## Challenge
Determine which lines contain the word "down", then copy those lines.

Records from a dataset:
==*==

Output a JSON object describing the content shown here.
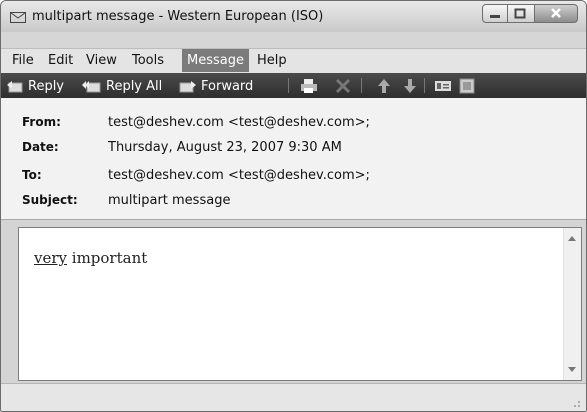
{
  "window": {
    "title": "multipart message - Western European (ISO)"
  },
  "menu": {
    "file": "File",
    "edit": "Edit",
    "view": "View",
    "tools": "Tools",
    "message": "Message",
    "help": "Help"
  },
  "toolbar": {
    "reply": "Reply",
    "reply_all": "Reply All",
    "forward": "Forward"
  },
  "header": {
    "from_label": "From:",
    "from_value": "test@deshev.com <test@deshev.com>;",
    "date_label": "Date:",
    "date_value": "Thursday, August 23, 2007 9:30 AM",
    "to_label": "To:",
    "to_value": "test@deshev.com <test@deshev.com>;",
    "subject_label": "Subject:",
    "subject_value": "multipart message"
  },
  "body": {
    "word_underlined": "very",
    "word_rest": " important"
  },
  "icons": {
    "title": "envelope-icon",
    "reply": "reply-icon",
    "reply_all": "reply-all-icon",
    "forward": "forward-icon",
    "print": "print-icon",
    "delete": "delete-icon",
    "previous": "up-arrow-icon",
    "next": "down-arrow-icon",
    "addresses": "address-book-icon",
    "contact": "contact-card-icon"
  }
}
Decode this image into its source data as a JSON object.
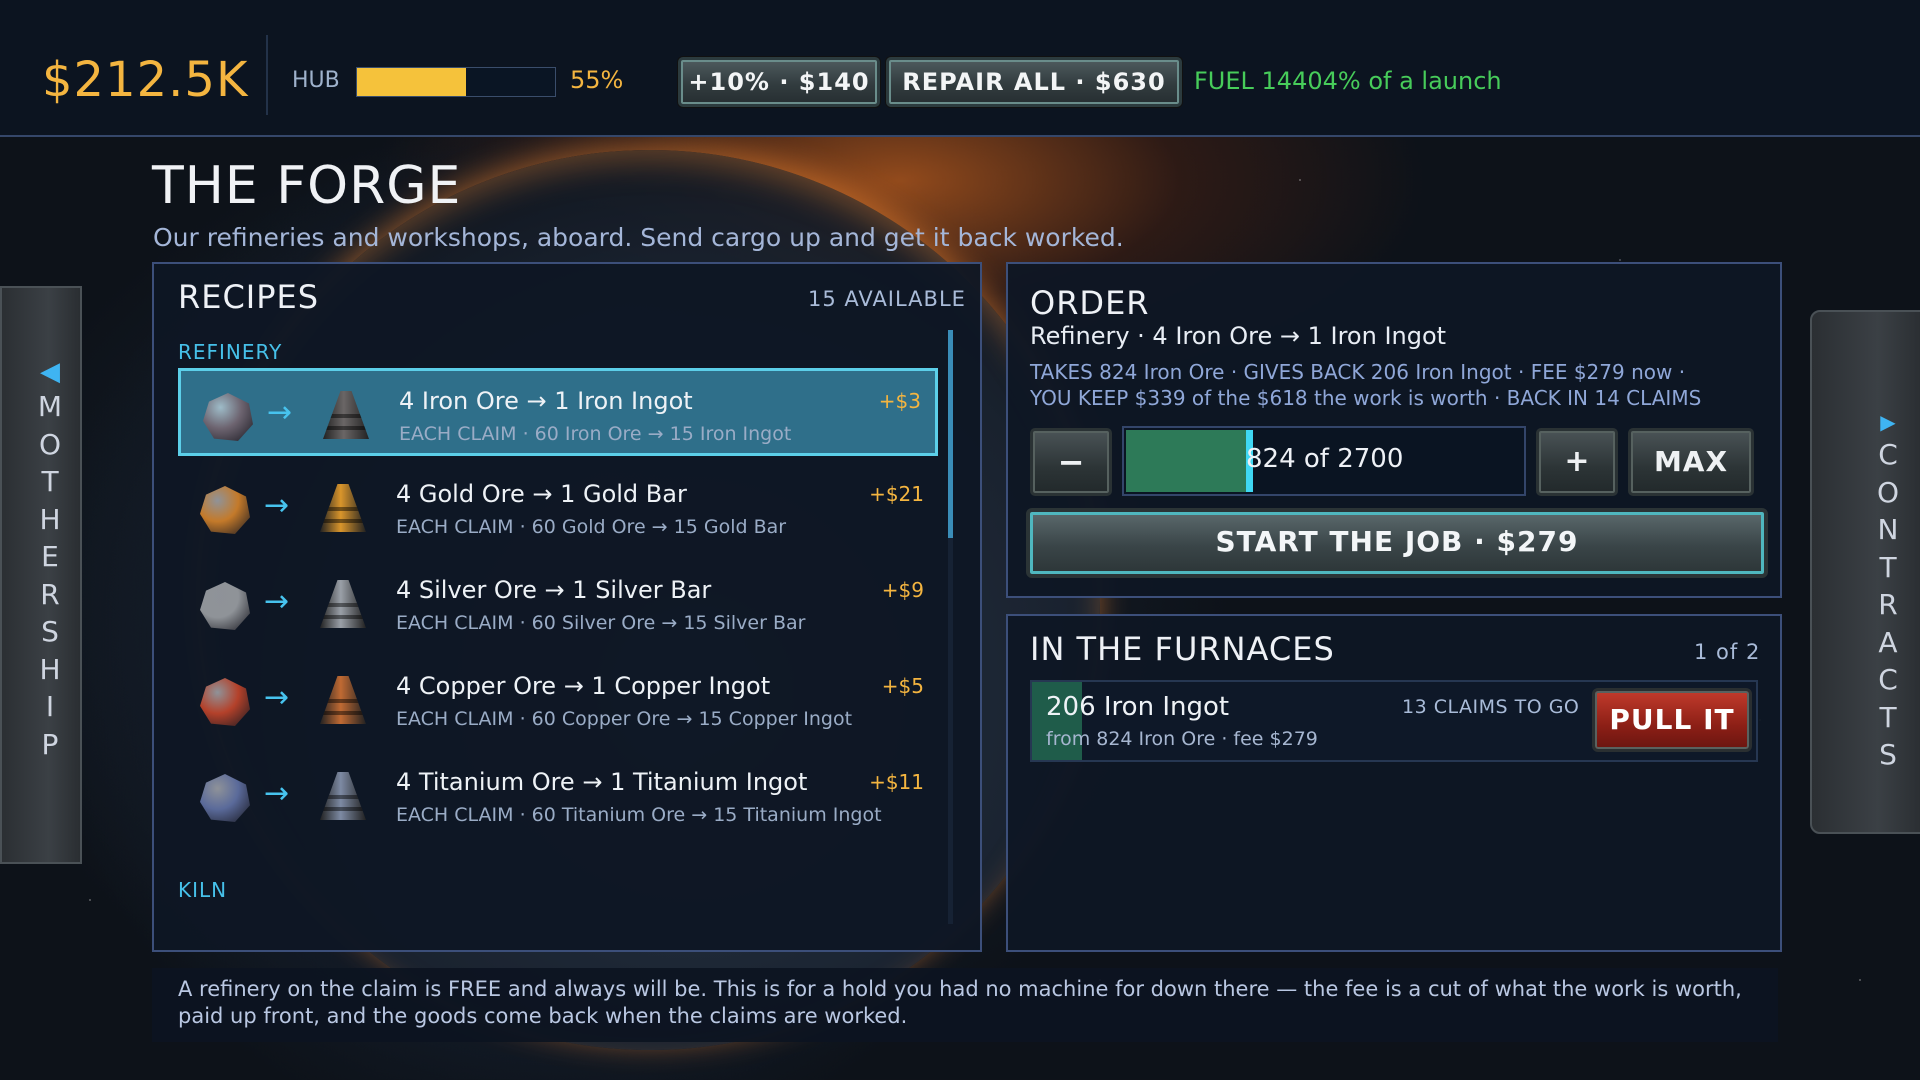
{
  "header": {
    "money": "$212.5K",
    "hub_label": "HUB",
    "hub_progress": 0.55,
    "hub_percent": "55%",
    "upgrade_button": "+10% · $140",
    "repair_button": "REPAIR ALL · $630",
    "fuel": "FUEL 14404% of a launch"
  },
  "page": {
    "title": "THE FORGE",
    "subtitle": "Our refineries and workshops, aboard. Send cargo up and get it back worked."
  },
  "side_left": {
    "arrow": "◀",
    "letters": [
      "M",
      "O",
      "T",
      "H",
      "E",
      "R",
      "S",
      "H",
      "I",
      "P"
    ]
  },
  "side_right": {
    "arrow": "▶",
    "letters": [
      "C",
      "O",
      "N",
      "T",
      "R",
      "A",
      "C",
      "T",
      "S"
    ]
  },
  "recipes": {
    "heading": "RECIPES",
    "count": "15 AVAILABLE",
    "section_refinery": "REFINERY",
    "section_kiln": "KILN",
    "arrow_glyph": "→",
    "items": [
      {
        "title": "4 Iron Ore → 1 Iron Ingot",
        "sub": "EACH CLAIM · 60 Iron Ore → 15 Iron Ingot",
        "profit": "+$3",
        "ore_color": "#6d6470",
        "ingot_color": "#6a6666"
      },
      {
        "title": "4 Gold Ore → 1 Gold Bar",
        "sub": "EACH CLAIM · 60 Gold Ore → 15 Gold Bar",
        "profit": "+$21",
        "ore_color": "#c47a2a",
        "ingot_color": "#d9952b"
      },
      {
        "title": "4 Silver Ore → 1 Silver Bar",
        "sub": "EACH CLAIM · 60 Silver Ore → 15 Silver Bar",
        "profit": "+$9",
        "ore_color": "#8f9398",
        "ingot_color": "#9aa0a8"
      },
      {
        "title": "4 Copper Ore → 1 Copper Ingot",
        "sub": "EACH CLAIM · 60 Copper Ore → 15 Copper Ingot",
        "profit": "+$5",
        "ore_color": "#b4412a",
        "ingot_color": "#c06a33"
      },
      {
        "title": "4 Titanium Ore → 1 Titanium Ingot",
        "sub": "EACH CLAIM · 60 Titanium Ore → 15 Titanium Ingot",
        "profit": "+$11",
        "ore_color": "#5a6a9a",
        "ingot_color": "#7d8aa3"
      }
    ]
  },
  "order": {
    "heading": "ORDER",
    "recipe": "Refinery · 4 Iron Ore → 1 Iron Ingot",
    "line1": "TAKES 824 Iron Ore · GIVES BACK 206 Iron Ingot · FEE $279 now ·",
    "line2": "YOU KEEP $339 of the $618 the work is worth · BACK IN 14 CLAIMS",
    "minus": "−",
    "plus": "+",
    "max": "MAX",
    "quantity_text": "824 of 2700",
    "quantity_fraction": 0.305,
    "start_button": "START THE JOB · $279"
  },
  "furnaces": {
    "heading": "IN THE FURNACES",
    "count": "1 of 2",
    "job": {
      "title": "206 Iron Ingot",
      "sub": "from 824 Iron Ore · fee $279",
      "claims": "13 CLAIMS TO GO",
      "pull": "PULL IT"
    }
  },
  "footer": "A refinery on the claim is FREE and always will be. This is for a hold you had no machine for down there — the fee is a cut of what the work is worth, paid up front, and the goods come back when the claims are worked."
}
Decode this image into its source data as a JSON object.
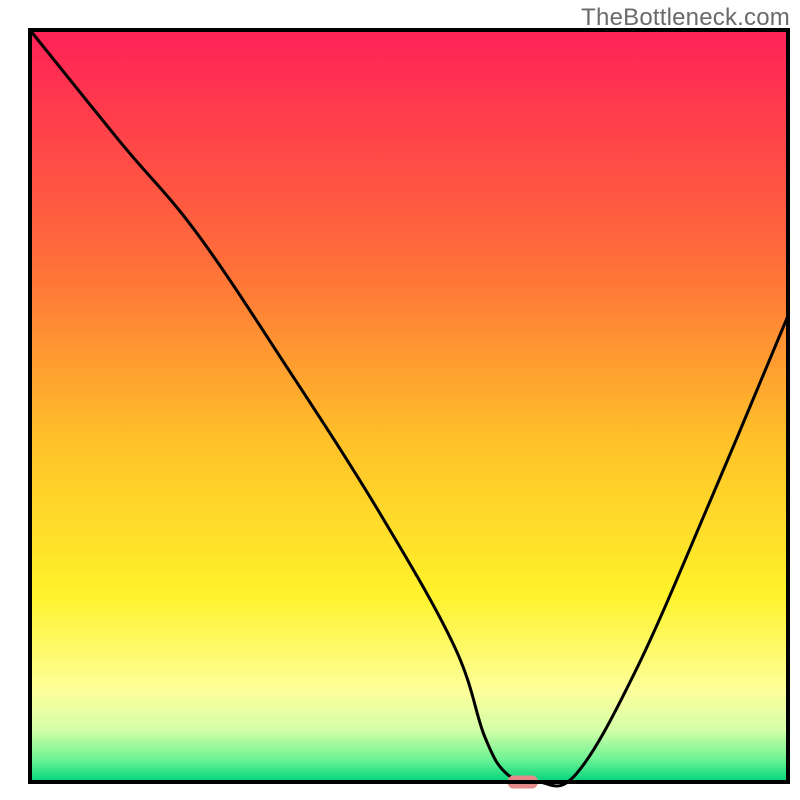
{
  "watermark": "TheBottleneck.com",
  "chart_data": {
    "type": "line",
    "title": "",
    "xlabel": "",
    "ylabel": "",
    "xlim": [
      0,
      100
    ],
    "ylim": [
      0,
      100
    ],
    "x": [
      0,
      12,
      22,
      34,
      46,
      56,
      60,
      63,
      67,
      72,
      80,
      90,
      100
    ],
    "values": [
      100,
      85,
      73,
      55,
      36,
      18,
      6,
      1,
      0,
      1,
      15,
      38,
      62
    ],
    "marker": {
      "x": 65,
      "y": 0,
      "width_pct": 4,
      "color": "#e58a8a"
    },
    "gradient_stops": [
      {
        "pct": 0,
        "color": "#ff2157"
      },
      {
        "pct": 30,
        "color": "#ff6b3a"
      },
      {
        "pct": 55,
        "color": "#ffc229"
      },
      {
        "pct": 75,
        "color": "#fff22a"
      },
      {
        "pct": 88,
        "color": "#fcff9b"
      },
      {
        "pct": 93,
        "color": "#d5ffa8"
      },
      {
        "pct": 97,
        "color": "#6cf394"
      },
      {
        "pct": 100,
        "color": "#00d37b"
      }
    ],
    "frame_color": "#000000",
    "line_color": "#000000"
  }
}
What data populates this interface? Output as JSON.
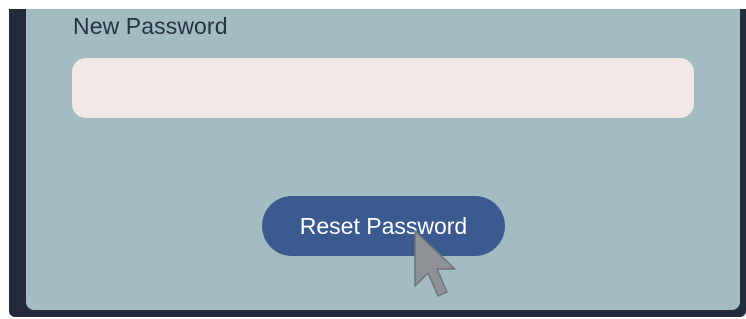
{
  "form": {
    "new_password_label": "New Password",
    "new_password_value": "",
    "reset_button_label": "Reset Password"
  },
  "icons": {
    "cursor": "mouse-pointer-icon"
  },
  "colors": {
    "page_background": "#232a3b",
    "card_background": "#a3bcc1",
    "input_background": "#f1e9e6",
    "button_background": "#3a5a90",
    "button_text": "#ffffff",
    "label_text": "#273245"
  }
}
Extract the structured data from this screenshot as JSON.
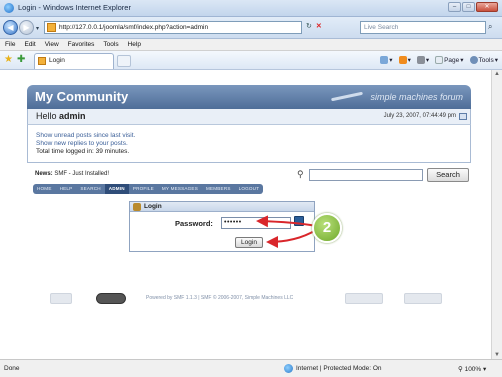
{
  "window": {
    "title": "Login - Windows Internet Explorer",
    "min": "‒",
    "max": "□",
    "close": "✕"
  },
  "address": {
    "url": "http://127.0.0.1/joomla/smf/index.php?action=admin",
    "search_placeholder": "Live Search",
    "refresh": "↻",
    "stop": "✕",
    "search_go": "⌕"
  },
  "menu": [
    "File",
    "Edit",
    "View",
    "Favorites",
    "Tools",
    "Help"
  ],
  "tab": {
    "label": "Login"
  },
  "commands": [
    "",
    "",
    "Page",
    "Tools"
  ],
  "forum": {
    "title": "My Community",
    "brand": "simple machines forum",
    "hello_prefix": "Hello ",
    "username": "admin",
    "datetime": "July 23, 2007, 07:44:49 pm",
    "unread_link": "Show unread posts since last visit.",
    "replies_link": "Show new replies to your posts.",
    "time_logged": "Total time logged in: 39 minutes.",
    "news_label": "News:",
    "news_text": " SMF - Just Installed!",
    "search_button": "Search",
    "tabs": [
      "HOME",
      "HELP",
      "SEARCH",
      "ADMIN",
      "PROFILE",
      "MY MESSAGES",
      "MEMBERS",
      "LOGOUT"
    ],
    "active_tab": "ADMIN"
  },
  "login": {
    "header": "Login",
    "password_label": "Password:",
    "password_value": "••••••",
    "button": "Login"
  },
  "callout": {
    "number": "2"
  },
  "footer": {
    "text": "Powered by SMF 1.1.3 | SMF © 2006-2007, Simple Machines LLC"
  },
  "status": {
    "left": "Done",
    "zone": "Internet | Protected Mode: On",
    "zoom": "100%"
  },
  "colors": {
    "header_blue": "#5b7aa5",
    "arrow_red": "#d9262b",
    "callout_green": "#7cb342"
  }
}
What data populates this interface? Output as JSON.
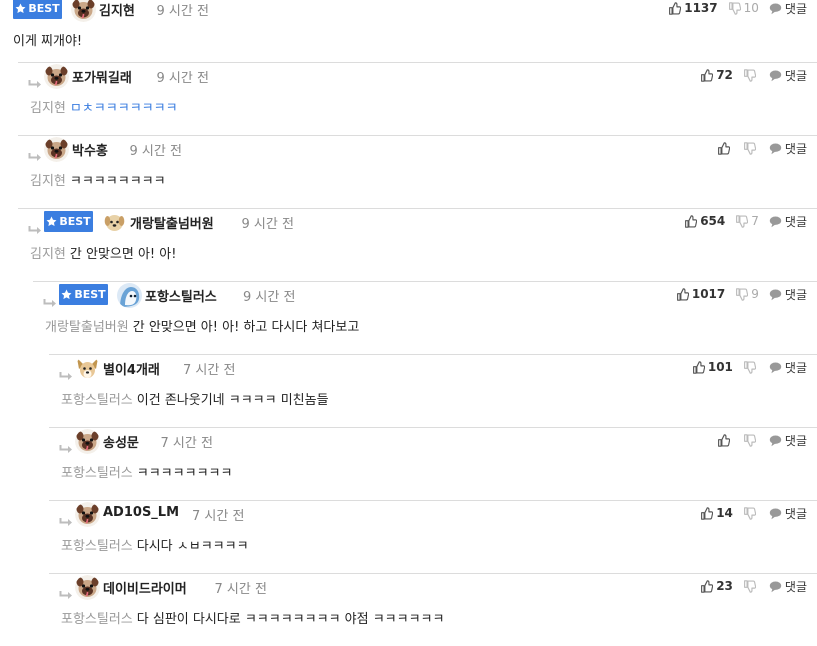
{
  "comments": [
    {
      "best": true,
      "nickname": "김지현",
      "time": "9 시간 전",
      "likes": "1137",
      "dislikes": "10",
      "reply_label": "댓글",
      "target": "",
      "text": "이게 찌개야!",
      "avatar": "pug"
    },
    {
      "best": false,
      "nickname": "포가뭐길래",
      "time": "9 시간 전",
      "likes": "72",
      "dislikes": "",
      "reply_label": "댓글",
      "target": "김지현",
      "text": "ㅁㅊㅋㅋㅋㅋㅋㅋㅋ",
      "avatar": "pug"
    },
    {
      "best": false,
      "nickname": "박수홍",
      "time": "9 시간 전",
      "likes": "",
      "dislikes": "",
      "reply_label": "댓글",
      "target": "김지현",
      "text": "ㅋㅋㅋㅋㅋㅋㅋㅋ",
      "avatar": "pug"
    },
    {
      "best": true,
      "nickname": "개랑탈출넘버원",
      "time": "9 시간 전",
      "likes": "654",
      "dislikes": "7",
      "reply_label": "댓글",
      "target": "김지현",
      "text": "간 안맞으면 아! 아!",
      "avatar": "puppy"
    },
    {
      "best": true,
      "nickname": "포항스틸러스",
      "time": "9 시간 전",
      "likes": "1017",
      "dislikes": "9",
      "reply_label": "댓글",
      "target": "개랑탈출넘버원",
      "text": "간 안맞으면 아! 아! 하고 다시다 쳐다보고",
      "avatar": "blue"
    },
    {
      "best": false,
      "nickname": "별이4개래",
      "time": "7 시간 전",
      "likes": "101",
      "dislikes": "",
      "reply_label": "댓글",
      "target": "포항스틸러스",
      "text": "이건 존나웃기네 ㅋㅋㅋㅋ 미친놈들",
      "avatar": "dog"
    },
    {
      "best": false,
      "nickname": "송성문",
      "time": "7 시간 전",
      "likes": "",
      "dislikes": "",
      "reply_label": "댓글",
      "target": "포항스틸러스",
      "text": "ㅋㅋㅋㅋㅋㅋㅋㅋ",
      "avatar": "pug"
    },
    {
      "best": false,
      "nickname": "AD10S_LM",
      "time": "7 시간 전",
      "likes": "14",
      "dislikes": "",
      "reply_label": "댓글",
      "target": "포항스틸러스",
      "text": "다시다 ㅅㅂㅋㅋㅋㅋ",
      "avatar": "pug"
    },
    {
      "best": false,
      "nickname": "데이비드라이머",
      "time": "7 시간 전",
      "likes": "23",
      "dislikes": "",
      "reply_label": "댓글",
      "target": "포항스틸러스",
      "text": "다 심판이 다시다로 ㅋㅋㅋㅋㅋㅋㅋㅋ 야점 ㅋㅋㅋㅋㅋㅋ",
      "avatar": "pug"
    }
  ],
  "colors": {
    "accent": "#3b7ee0",
    "muted": "#999999",
    "border": "#dcdcdc"
  },
  "icons": {
    "like": "thumbs-up-icon",
    "dislike": "thumbs-down-icon",
    "reply": "speech-bubble-icon",
    "reply_arrow": "reply-arrow-icon",
    "best": "star-icon"
  }
}
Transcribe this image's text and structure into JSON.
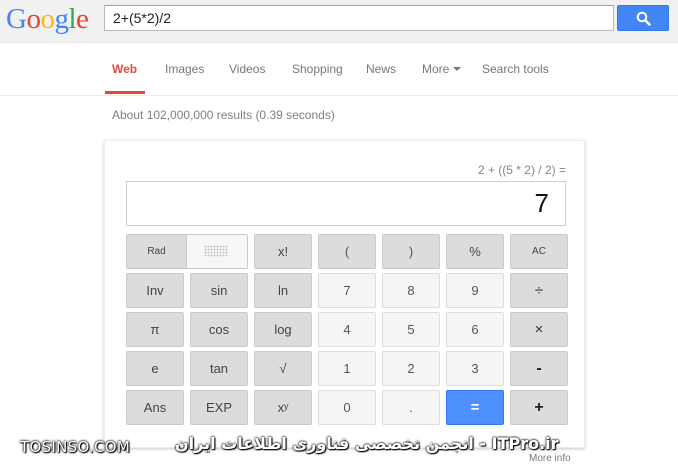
{
  "brand": {
    "logo_letters": [
      "G",
      "o",
      "o",
      "g",
      "l",
      "e"
    ],
    "logo_colors": [
      "#4285f4",
      "#ea4335",
      "#fbbc05",
      "#4285f4",
      "#34a853",
      "#ea4335"
    ]
  },
  "search": {
    "query": "2+(5*2)/2",
    "button_icon": "search-icon"
  },
  "nav": {
    "tabs": [
      {
        "label": "Web",
        "active": true
      },
      {
        "label": "Images"
      },
      {
        "label": "Videos"
      },
      {
        "label": "Shopping"
      },
      {
        "label": "News"
      },
      {
        "label": "More"
      },
      {
        "label": "Search tools"
      }
    ]
  },
  "result_stats": "About 102,000,000 results (0.39 seconds)",
  "calculator": {
    "expression": "2 + ((5 * 2) / 2) =",
    "display": "7",
    "angle_mode": {
      "rad": "Rad",
      "deg": ""
    },
    "rows": [
      [
        "x!",
        "(",
        ")",
        "%",
        "AC"
      ],
      [
        "Inv",
        "sin",
        "ln",
        "7",
        "8",
        "9",
        "÷"
      ],
      [
        "π",
        "cos",
        "log",
        "4",
        "5",
        "6",
        "×"
      ],
      [
        "e",
        "tan",
        "√",
        "1",
        "2",
        "3",
        "-"
      ],
      [
        "Ans",
        "EXP",
        "xʸ",
        "0",
        ".",
        "=",
        "+"
      ]
    ],
    "more_info": "More info"
  },
  "watermark": {
    "left": "TOSINSO.COM",
    "right": "انجمن تخصصی فناوری اطلاعات ایران - ITPro.ir"
  },
  "colors": {
    "accent": "#4285f4",
    "active_tab": "#dd4b39",
    "equals_key": "#4d90fe"
  }
}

==*==

## Written answer
    "next": "down-arrow-icon",
  "footer": "A refinery on the claim is FREE and always will be. This is for a hold you had no machine for down there — the fee is a cut of what the work is worth, paid up front, and the goods come back when the claims are worked."
    "dislike": "thumbs-down-icon",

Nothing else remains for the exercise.